▶ GOAL OF THE EXERCISE
Print the full text about the Telluride Film Festival below, word for word and without any changes.

▶ TEXT SECTION
━━━

Telluride Film Festival: Why So Influential?

Telluride Film Festival: Why So Influential?

Mushroom Festival has come and gone– just behind the imminent flowering of the local mycelia. Now we are heading for the finish line, the apex of the summer season, the Telluride Film Festival, August 29 – September 1. It is easy to lose the essence of the Film Fest in the midst of the nonstop noise about TFF versus TIFF and its ramifications, but one reporter, Sasha Stone, posted this great piece in Awards Daily.

Director Steve McQueen and his stars, “12 Years A Slave,” courtesy of Awards Daily.

Director Steve McQueen and his stars, “12 Years A Slave,” courtesy of Awards Daily.

Two weeks from today the Telluride Film Festival begins. It is an exciting time of the year because this festival, more than any other, heralds the arrival of the Oscar race. In the years I’ve been attending Telluride, the Best Picture winner has screened there, either premiering or part of the schedule. The last two Best Picture winners debuted there, with their directors bringing the films along to showcase, 12 Years a Slave and Argo. The Artist was the film everyone was talking about in 2011.

━━━

▶ COLLECTED MATERIAL

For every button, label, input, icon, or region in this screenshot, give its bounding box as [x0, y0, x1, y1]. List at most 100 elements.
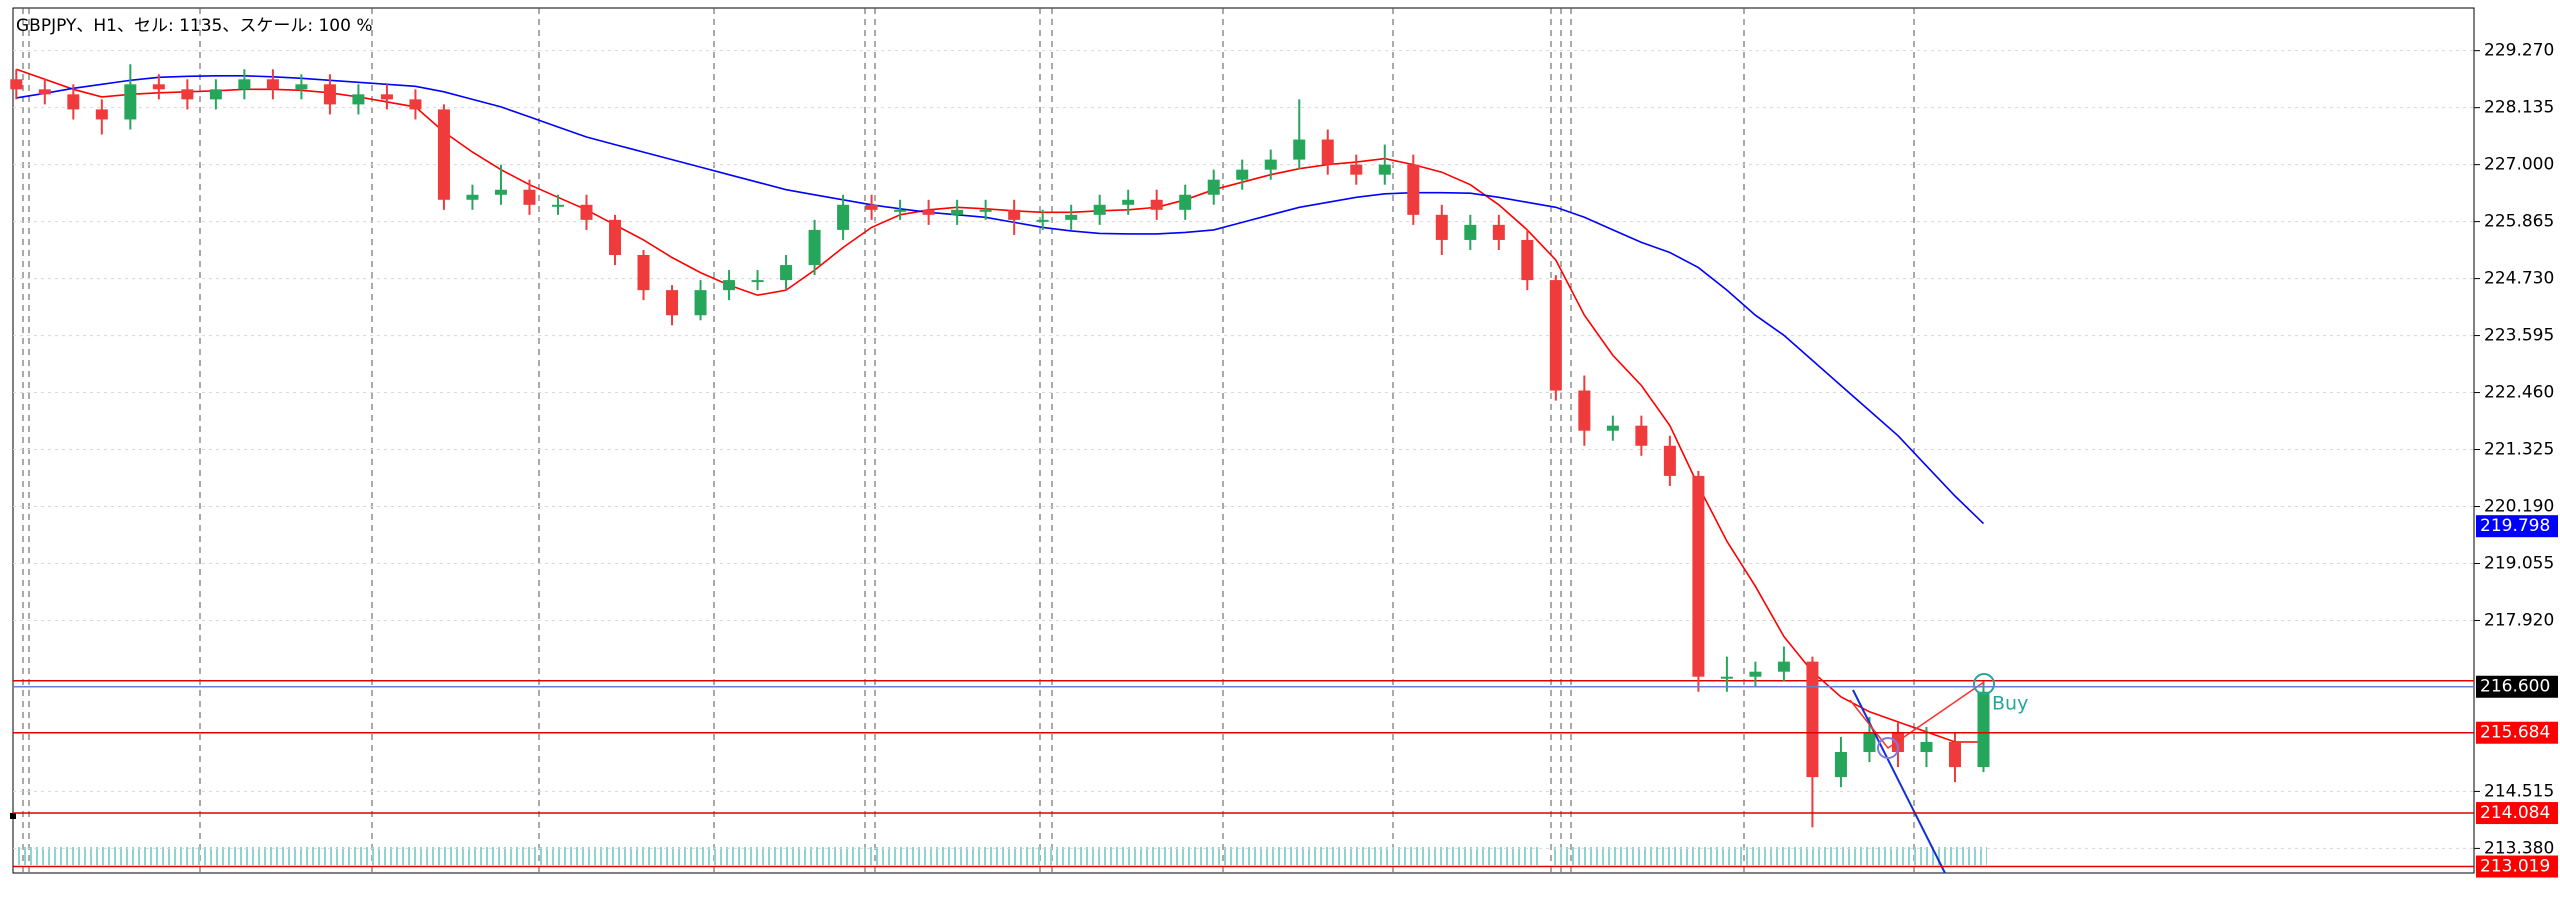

━━━

▶ FINAL RESULT
Telluride Film Festival: Why So Influential?

Telluride Film Festival: Why So Influential?

Mushroom Festival has come and gone– just behind the imminent flowering of the local mycelia. Now we are heading for the finish line, the apex of the summer season, the Telluride Film Festival, August 29 – September 1. It is easy to lose the essence of the Film Fest in the midst of the nonstop noise about TFF versus TIFF and its ramifications, but one reporter, Sasha Stone, posted this great piece in Awards Daily.

Director Steve McQueen and his stars, “12 Years A Slave,” courtesy of Awards Daily.

Director Steve McQueen and his stars, “12 Years A Slave,” courtesy of Awards Daily.

Two weeks from today the Telluride Film Festival begins. It is an exciting time of the year because this festival, more than any other, heralds the arrival of the Oscar race. In the years I’ve been attending Telluride, the Best Picture winner has screened there, either premiering or part of the schedule. The last two Best Picture winners debuted there, with their directors bringing the films along to showcase, 12 Years a Slave and Argo. The Artist was the film everyone was talking about in 2011.